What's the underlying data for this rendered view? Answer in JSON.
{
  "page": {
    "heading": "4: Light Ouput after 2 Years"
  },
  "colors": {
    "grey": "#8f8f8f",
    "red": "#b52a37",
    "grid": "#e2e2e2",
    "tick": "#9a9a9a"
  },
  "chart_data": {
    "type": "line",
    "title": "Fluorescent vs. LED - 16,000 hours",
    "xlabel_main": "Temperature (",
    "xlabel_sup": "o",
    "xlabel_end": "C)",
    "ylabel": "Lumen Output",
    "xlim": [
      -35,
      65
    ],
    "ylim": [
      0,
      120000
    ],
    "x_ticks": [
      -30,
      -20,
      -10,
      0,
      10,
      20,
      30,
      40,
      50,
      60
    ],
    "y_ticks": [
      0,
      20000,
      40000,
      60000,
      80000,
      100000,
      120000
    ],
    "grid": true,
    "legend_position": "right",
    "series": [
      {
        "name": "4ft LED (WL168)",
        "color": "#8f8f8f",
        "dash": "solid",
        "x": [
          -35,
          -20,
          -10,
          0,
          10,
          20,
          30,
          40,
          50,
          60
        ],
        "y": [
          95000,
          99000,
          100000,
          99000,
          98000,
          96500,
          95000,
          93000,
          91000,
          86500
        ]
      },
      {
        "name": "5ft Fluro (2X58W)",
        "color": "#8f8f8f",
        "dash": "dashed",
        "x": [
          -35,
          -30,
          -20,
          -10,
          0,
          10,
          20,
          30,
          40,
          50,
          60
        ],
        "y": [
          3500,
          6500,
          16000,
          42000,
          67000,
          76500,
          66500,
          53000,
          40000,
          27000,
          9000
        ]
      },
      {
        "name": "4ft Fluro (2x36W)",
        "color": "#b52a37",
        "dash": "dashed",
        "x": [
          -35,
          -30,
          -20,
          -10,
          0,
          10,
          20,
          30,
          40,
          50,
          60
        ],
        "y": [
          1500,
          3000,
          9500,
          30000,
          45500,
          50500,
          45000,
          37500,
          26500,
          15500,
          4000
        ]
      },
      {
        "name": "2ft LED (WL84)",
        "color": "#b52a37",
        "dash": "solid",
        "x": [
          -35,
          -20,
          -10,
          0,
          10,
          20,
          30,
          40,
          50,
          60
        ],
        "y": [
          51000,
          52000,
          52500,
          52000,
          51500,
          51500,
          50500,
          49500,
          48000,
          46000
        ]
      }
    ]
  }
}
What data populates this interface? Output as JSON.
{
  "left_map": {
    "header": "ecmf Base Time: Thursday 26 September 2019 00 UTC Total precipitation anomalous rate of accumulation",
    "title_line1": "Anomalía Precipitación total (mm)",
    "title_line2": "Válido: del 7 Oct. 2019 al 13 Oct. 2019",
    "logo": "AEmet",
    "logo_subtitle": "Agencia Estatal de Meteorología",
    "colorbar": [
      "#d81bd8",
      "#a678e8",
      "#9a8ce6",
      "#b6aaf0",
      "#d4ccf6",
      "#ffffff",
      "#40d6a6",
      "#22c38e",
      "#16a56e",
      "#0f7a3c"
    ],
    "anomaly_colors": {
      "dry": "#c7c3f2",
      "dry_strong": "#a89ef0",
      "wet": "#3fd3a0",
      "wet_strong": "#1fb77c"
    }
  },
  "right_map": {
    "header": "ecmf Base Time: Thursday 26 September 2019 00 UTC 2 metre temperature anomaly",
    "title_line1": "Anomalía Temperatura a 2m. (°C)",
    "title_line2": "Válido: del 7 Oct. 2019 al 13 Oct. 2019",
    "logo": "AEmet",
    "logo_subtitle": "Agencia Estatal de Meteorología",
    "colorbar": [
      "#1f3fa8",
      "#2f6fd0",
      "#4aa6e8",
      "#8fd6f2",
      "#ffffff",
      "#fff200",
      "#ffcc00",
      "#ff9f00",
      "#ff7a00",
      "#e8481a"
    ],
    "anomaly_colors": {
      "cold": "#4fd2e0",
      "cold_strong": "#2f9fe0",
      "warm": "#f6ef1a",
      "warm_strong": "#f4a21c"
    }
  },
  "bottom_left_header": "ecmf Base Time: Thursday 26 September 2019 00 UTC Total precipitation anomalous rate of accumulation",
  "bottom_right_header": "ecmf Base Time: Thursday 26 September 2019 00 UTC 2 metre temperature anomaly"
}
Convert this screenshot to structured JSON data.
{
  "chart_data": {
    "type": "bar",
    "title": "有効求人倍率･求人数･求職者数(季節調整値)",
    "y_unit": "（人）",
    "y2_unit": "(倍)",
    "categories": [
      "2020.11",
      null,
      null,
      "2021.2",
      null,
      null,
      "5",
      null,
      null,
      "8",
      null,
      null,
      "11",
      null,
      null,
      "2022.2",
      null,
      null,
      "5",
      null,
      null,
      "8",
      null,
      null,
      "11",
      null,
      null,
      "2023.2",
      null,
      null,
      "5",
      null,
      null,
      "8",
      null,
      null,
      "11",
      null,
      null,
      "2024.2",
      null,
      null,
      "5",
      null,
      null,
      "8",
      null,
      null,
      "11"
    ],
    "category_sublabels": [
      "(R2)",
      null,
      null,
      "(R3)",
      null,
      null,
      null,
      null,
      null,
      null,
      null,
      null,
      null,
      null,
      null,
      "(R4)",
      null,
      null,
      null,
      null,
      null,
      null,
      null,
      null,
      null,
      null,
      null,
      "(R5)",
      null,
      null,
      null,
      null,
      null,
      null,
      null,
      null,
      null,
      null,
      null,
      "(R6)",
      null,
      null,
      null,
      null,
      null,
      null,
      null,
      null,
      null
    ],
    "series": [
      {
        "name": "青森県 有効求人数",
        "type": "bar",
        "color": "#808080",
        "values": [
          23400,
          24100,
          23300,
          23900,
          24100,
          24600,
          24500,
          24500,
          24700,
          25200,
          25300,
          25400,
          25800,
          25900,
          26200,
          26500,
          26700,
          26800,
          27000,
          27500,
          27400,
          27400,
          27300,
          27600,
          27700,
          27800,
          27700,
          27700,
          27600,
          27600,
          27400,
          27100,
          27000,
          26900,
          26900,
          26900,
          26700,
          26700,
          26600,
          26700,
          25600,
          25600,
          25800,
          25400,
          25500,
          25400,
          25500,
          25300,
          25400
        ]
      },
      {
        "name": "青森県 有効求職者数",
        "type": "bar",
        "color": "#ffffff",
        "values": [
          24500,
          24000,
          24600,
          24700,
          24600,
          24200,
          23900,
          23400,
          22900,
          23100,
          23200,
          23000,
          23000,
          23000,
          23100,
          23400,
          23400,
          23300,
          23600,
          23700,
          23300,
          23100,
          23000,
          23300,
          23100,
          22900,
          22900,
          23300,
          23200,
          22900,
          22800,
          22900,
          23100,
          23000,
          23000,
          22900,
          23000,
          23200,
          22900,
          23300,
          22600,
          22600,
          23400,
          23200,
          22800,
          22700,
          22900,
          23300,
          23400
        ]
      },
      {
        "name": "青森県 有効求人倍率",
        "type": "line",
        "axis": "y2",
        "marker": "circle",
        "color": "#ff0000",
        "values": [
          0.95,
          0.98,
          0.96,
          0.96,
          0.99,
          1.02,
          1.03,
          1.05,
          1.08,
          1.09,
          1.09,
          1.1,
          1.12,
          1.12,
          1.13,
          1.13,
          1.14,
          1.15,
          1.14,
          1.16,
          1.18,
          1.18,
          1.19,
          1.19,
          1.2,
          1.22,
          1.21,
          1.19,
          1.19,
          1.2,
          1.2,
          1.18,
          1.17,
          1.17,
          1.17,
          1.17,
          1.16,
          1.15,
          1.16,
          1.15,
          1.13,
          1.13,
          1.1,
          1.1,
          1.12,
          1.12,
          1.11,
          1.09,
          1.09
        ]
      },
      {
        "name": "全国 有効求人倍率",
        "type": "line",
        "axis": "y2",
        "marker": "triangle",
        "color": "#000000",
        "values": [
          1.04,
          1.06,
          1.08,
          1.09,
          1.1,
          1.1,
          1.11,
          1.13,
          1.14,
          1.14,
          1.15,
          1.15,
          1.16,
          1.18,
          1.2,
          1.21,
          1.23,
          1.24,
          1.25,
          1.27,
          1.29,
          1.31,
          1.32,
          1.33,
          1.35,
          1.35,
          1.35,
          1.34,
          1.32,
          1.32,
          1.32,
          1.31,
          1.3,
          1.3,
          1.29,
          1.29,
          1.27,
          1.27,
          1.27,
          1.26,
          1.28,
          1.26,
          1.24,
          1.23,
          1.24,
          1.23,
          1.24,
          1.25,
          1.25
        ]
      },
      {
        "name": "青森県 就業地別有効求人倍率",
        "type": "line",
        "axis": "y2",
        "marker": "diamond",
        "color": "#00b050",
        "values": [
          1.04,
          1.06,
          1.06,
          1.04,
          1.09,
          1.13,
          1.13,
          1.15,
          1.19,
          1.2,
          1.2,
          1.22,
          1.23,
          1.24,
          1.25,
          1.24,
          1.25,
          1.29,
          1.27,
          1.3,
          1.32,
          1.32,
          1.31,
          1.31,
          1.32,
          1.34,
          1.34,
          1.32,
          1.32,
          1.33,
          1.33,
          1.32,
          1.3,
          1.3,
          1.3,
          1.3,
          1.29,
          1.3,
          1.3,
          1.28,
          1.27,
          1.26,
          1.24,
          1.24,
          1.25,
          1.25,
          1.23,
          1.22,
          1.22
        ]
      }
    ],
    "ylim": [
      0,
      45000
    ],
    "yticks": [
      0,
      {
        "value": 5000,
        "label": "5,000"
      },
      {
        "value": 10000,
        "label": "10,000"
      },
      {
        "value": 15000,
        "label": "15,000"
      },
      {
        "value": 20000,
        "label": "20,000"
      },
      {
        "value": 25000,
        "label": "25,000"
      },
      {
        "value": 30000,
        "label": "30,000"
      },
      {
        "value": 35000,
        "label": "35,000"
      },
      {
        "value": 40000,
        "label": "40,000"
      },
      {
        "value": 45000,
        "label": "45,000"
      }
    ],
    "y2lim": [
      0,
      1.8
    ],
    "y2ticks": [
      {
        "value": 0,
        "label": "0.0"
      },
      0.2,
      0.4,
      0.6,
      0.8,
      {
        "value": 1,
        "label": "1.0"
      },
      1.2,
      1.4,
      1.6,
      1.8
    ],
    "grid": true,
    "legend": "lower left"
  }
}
####
■ TASK
Where a line holds "rate", copy it out.

■ RESPONSE TO THE EXERCISE
    "header": "ecmf Base Time: Thursday 26 September 2019 00 UTC Total precipitation anomalous rate of accumulation",
  "bottom_left_header": "ecmf Base Time: Thursday 26 September 2019 00 UTC Total precipitation anomalous rate of accumulation",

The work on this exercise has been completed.